## TASK INSTRUCTIONS:
Pick out every line of the entries below where "Administrativa" occurs, and copy those lines.

## DATA SHOWN:

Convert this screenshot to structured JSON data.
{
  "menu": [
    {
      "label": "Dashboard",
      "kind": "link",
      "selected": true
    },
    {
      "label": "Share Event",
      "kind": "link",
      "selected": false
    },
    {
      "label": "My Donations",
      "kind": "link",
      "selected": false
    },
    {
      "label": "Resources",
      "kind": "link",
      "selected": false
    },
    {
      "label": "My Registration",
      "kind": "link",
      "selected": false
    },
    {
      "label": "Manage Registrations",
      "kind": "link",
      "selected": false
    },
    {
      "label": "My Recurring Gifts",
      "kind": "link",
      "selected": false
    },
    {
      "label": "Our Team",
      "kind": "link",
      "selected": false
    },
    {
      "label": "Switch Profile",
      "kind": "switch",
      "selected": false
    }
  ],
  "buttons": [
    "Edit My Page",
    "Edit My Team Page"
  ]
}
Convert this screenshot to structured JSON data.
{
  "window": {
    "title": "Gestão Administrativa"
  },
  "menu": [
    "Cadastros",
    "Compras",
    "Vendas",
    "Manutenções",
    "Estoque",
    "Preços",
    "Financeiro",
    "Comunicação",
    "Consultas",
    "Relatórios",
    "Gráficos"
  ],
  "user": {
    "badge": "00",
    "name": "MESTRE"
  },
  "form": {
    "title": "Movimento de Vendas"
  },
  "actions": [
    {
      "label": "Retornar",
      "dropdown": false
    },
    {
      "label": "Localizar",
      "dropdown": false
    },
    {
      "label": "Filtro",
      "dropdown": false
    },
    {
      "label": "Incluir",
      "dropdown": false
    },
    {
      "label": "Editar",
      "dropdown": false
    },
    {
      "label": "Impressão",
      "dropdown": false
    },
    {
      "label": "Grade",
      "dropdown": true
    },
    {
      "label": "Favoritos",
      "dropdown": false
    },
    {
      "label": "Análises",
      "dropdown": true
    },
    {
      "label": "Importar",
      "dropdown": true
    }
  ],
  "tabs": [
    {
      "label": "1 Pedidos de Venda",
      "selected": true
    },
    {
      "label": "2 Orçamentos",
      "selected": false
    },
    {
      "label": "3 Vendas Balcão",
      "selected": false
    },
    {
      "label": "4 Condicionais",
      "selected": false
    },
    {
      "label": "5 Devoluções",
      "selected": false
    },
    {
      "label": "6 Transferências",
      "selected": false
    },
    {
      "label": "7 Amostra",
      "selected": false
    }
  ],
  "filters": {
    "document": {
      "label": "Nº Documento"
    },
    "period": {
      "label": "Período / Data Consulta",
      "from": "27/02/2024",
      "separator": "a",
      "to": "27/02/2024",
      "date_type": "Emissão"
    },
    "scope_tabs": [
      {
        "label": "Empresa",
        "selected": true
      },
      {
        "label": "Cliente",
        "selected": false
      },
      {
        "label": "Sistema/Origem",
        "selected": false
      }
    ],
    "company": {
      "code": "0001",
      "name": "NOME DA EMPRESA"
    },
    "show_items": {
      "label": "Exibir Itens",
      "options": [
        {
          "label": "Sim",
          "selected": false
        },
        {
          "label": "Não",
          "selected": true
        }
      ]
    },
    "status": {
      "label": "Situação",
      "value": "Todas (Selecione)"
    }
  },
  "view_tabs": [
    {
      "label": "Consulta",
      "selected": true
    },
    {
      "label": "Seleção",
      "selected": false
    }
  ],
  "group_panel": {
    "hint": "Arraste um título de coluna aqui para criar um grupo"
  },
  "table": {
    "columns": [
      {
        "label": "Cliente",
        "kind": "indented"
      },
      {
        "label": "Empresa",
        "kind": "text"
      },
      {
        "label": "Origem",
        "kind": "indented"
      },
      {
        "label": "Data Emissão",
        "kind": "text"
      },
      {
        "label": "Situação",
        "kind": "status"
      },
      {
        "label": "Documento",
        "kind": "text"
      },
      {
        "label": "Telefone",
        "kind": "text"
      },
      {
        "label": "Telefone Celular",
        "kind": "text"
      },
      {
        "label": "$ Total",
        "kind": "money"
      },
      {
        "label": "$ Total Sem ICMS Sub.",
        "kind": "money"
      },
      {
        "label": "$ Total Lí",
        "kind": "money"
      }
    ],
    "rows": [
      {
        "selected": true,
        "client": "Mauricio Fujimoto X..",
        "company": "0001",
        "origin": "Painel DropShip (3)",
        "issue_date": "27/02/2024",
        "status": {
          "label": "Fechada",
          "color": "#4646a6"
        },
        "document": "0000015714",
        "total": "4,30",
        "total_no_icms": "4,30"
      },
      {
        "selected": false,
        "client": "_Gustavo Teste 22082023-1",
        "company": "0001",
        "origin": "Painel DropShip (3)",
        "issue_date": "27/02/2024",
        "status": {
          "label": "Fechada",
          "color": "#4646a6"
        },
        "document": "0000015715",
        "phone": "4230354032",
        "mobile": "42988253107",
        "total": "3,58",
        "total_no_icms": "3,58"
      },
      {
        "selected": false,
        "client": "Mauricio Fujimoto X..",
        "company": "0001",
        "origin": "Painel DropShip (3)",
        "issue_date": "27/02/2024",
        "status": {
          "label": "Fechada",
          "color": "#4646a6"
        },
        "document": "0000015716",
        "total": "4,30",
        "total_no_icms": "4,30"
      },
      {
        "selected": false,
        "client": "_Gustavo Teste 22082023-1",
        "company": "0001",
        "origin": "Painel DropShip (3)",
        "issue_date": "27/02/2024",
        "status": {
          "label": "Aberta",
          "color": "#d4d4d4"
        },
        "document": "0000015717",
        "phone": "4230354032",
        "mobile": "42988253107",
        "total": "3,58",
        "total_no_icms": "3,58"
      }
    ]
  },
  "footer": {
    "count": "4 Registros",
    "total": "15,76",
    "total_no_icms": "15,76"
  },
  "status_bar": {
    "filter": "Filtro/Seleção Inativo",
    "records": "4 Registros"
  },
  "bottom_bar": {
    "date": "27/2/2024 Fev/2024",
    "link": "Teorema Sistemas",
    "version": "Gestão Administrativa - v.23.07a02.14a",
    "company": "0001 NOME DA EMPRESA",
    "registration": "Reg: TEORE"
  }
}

## COMPLETE RESPONSE:
    "title": "Gestão Administrativa"
    "version": "Gestão Administrativa - v.23.07a02.14a",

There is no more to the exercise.